→ EXERCISE DATA:
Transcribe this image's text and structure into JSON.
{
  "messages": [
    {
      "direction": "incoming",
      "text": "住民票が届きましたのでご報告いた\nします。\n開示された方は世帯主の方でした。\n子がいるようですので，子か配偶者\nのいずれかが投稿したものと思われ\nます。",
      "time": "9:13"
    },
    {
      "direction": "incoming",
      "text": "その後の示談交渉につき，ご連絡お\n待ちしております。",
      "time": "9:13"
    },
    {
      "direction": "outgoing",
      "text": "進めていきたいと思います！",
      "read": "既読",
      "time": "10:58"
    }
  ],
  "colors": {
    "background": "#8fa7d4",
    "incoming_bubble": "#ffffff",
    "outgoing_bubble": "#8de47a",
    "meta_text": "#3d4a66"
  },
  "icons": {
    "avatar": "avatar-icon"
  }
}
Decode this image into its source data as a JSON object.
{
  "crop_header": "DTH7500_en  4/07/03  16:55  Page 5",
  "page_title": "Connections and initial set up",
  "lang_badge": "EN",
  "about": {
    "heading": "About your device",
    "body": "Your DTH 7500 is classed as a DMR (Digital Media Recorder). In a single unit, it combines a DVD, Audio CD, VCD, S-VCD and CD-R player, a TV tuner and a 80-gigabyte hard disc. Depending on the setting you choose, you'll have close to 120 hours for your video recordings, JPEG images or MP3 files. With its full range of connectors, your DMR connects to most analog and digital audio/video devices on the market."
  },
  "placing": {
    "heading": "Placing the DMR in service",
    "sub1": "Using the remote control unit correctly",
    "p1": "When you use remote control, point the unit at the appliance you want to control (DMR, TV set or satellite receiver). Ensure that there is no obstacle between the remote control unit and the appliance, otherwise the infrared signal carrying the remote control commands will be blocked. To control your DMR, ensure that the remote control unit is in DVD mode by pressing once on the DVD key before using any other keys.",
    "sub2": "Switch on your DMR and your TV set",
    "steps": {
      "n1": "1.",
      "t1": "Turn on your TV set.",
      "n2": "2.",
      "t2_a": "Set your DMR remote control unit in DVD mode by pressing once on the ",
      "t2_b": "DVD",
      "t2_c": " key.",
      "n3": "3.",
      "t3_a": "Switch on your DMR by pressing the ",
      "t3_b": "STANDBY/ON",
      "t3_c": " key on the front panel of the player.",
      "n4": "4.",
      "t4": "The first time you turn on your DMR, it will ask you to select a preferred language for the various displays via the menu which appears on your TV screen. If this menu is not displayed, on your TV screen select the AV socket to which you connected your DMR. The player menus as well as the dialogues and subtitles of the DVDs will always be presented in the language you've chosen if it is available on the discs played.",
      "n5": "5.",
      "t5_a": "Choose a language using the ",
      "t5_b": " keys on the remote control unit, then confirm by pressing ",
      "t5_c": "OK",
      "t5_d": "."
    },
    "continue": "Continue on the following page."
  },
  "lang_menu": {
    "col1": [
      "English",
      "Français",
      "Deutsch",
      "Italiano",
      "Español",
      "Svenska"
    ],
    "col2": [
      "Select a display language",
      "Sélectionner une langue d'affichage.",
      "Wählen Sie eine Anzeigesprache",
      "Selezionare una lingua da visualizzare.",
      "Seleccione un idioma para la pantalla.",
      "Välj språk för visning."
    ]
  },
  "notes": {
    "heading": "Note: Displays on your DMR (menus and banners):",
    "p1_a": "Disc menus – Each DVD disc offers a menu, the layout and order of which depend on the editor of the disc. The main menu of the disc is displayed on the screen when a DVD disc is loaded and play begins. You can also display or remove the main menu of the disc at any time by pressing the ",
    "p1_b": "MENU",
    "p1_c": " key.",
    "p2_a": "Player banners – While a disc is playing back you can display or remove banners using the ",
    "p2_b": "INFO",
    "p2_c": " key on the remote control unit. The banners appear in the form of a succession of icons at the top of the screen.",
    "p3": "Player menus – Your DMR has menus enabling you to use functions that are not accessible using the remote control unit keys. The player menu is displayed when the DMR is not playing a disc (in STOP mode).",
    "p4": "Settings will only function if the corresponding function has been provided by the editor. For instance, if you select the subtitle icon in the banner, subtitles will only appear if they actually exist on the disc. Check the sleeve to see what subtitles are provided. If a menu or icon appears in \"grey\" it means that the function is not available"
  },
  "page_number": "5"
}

==

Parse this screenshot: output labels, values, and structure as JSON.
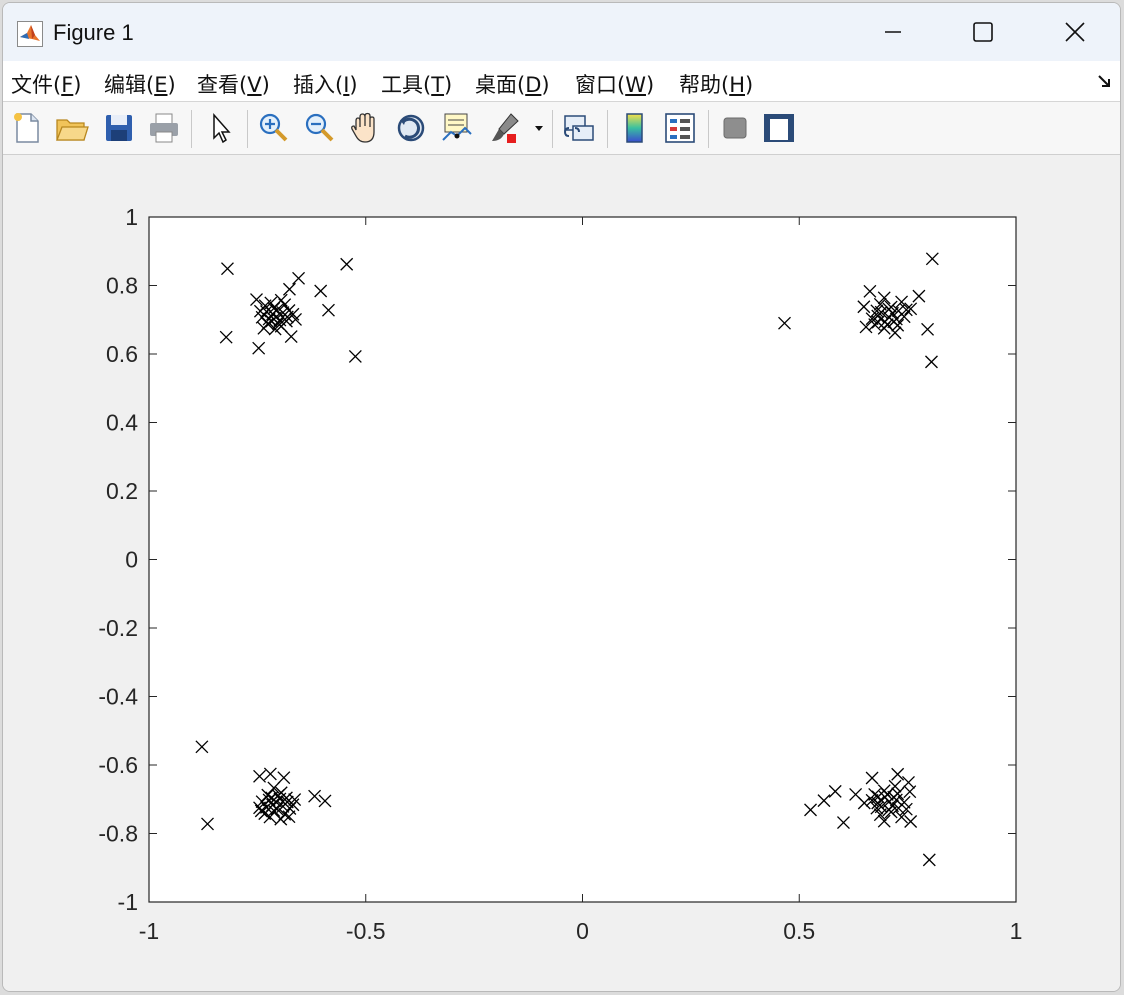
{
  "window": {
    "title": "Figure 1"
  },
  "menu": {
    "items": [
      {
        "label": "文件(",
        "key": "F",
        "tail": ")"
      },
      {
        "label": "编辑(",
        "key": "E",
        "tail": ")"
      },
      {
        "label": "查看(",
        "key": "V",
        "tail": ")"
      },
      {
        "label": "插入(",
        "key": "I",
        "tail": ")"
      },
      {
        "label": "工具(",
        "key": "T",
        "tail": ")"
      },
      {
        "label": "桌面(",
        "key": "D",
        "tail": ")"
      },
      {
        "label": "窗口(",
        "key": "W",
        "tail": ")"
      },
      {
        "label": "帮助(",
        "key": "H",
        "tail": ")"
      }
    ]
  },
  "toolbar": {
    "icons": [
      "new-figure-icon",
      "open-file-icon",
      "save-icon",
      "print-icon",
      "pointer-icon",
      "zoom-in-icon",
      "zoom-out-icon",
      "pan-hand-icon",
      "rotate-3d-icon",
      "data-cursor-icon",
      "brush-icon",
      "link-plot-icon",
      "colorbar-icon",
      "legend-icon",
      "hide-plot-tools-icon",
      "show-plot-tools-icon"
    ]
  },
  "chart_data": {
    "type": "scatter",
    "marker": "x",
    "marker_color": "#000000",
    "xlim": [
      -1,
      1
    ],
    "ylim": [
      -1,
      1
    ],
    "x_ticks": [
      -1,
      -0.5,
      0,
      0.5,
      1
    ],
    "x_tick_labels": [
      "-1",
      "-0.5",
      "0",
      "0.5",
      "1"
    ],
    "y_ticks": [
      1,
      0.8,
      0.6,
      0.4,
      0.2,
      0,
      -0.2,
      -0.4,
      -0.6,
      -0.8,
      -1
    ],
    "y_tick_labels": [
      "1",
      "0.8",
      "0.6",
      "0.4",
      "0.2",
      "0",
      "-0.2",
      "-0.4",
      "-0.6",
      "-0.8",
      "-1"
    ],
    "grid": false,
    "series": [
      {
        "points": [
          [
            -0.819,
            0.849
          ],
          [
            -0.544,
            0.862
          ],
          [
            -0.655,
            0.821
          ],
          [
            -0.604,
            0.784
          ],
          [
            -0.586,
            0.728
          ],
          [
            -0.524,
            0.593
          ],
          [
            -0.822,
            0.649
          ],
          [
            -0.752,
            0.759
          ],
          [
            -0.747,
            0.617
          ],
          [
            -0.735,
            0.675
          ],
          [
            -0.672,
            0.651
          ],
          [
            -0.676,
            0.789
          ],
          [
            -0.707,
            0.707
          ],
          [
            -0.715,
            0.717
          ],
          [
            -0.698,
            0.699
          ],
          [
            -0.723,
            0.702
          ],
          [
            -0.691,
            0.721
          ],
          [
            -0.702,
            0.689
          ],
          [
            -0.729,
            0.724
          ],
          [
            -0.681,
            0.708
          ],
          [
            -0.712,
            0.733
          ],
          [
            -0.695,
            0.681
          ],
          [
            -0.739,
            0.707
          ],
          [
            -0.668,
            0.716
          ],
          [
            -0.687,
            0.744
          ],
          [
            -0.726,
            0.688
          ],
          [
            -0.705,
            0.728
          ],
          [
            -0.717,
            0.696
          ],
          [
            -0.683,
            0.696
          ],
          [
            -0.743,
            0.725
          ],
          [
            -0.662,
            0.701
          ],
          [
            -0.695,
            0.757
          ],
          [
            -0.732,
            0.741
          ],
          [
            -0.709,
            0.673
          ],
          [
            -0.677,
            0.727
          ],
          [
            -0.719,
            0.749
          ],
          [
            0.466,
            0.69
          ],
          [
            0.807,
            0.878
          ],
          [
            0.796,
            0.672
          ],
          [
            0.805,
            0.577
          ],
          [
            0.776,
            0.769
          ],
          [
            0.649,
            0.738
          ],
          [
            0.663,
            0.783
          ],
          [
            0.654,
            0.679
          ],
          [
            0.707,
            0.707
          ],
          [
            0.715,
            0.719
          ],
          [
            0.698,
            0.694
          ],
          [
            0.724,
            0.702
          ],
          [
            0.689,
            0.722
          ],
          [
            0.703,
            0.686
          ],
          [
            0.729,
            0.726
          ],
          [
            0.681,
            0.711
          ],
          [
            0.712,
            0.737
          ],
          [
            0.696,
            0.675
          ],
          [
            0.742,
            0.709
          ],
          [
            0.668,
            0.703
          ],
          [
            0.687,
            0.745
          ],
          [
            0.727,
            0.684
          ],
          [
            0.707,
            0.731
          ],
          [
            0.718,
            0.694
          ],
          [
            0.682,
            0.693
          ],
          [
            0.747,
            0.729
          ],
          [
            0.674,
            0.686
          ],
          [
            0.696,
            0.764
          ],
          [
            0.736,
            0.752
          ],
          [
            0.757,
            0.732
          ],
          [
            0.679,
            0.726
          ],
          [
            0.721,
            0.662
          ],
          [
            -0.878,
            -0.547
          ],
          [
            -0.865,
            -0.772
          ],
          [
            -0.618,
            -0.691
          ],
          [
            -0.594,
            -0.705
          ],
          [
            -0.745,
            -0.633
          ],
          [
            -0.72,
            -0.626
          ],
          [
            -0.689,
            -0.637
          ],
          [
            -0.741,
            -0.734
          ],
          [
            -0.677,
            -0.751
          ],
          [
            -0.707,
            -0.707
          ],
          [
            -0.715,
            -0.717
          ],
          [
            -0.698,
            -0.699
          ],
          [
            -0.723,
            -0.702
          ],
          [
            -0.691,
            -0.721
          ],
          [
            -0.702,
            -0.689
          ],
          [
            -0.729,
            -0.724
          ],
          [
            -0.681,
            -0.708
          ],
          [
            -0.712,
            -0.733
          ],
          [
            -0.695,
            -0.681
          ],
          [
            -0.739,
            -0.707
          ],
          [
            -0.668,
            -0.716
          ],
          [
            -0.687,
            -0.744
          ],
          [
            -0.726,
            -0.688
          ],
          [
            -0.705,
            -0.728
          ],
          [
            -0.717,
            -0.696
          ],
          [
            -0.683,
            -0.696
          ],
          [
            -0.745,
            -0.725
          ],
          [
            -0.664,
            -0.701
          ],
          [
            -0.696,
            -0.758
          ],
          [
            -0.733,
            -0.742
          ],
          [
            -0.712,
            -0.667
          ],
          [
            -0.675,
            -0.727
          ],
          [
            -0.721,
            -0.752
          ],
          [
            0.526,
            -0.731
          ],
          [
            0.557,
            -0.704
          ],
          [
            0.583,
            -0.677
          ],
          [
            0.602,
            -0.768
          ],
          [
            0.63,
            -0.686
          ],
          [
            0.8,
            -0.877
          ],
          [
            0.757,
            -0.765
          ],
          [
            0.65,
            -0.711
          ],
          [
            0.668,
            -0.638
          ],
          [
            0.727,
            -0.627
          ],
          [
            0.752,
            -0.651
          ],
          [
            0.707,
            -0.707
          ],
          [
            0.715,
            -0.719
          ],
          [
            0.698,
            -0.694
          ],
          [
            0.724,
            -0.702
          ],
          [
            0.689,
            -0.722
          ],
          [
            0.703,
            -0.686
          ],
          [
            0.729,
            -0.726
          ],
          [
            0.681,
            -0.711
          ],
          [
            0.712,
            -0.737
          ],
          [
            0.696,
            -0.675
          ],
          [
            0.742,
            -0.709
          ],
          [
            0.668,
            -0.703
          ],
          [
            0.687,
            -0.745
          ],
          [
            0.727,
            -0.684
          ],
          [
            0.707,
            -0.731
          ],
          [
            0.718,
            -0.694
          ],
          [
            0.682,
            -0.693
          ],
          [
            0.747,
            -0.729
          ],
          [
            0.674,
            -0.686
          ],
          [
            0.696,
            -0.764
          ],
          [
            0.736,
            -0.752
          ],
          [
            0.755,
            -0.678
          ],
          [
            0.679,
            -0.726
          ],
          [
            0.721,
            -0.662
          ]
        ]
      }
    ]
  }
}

→ STATED GOAL:
Gather all lines of the records that include the word "heading".

→ PROBLEM SOLUTION:
    "heading": "About your device",
    "heading": "Placing the DMR in service",
    "heading": "Note: Displays on your DMR (menus and banners):",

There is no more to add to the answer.